● Dataset rows about figures
══════════════════════════════

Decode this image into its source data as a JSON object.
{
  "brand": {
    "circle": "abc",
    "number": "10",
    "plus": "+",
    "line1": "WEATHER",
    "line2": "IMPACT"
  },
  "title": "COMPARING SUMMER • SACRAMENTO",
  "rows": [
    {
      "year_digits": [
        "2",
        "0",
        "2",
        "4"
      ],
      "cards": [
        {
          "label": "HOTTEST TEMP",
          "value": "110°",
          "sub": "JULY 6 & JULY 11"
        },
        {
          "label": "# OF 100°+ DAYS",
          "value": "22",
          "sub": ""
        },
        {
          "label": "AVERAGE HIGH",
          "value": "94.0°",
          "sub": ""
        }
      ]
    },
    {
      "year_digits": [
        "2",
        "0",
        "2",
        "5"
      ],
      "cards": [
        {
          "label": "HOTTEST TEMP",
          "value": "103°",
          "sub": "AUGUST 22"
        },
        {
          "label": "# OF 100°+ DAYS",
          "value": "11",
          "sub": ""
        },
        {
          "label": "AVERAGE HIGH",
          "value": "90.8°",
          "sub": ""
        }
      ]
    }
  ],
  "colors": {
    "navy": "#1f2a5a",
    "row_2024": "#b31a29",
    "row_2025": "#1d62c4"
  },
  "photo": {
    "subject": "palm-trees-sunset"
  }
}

══════════════════════════════

● Exercise brief
Where a line above contains the word "value", copy that line.

● Task result
          "value": "110°",
          "value": "22",
          "value": "94.0°",
          "value": "103°",
          "value": "11",
          "value": "90.8°",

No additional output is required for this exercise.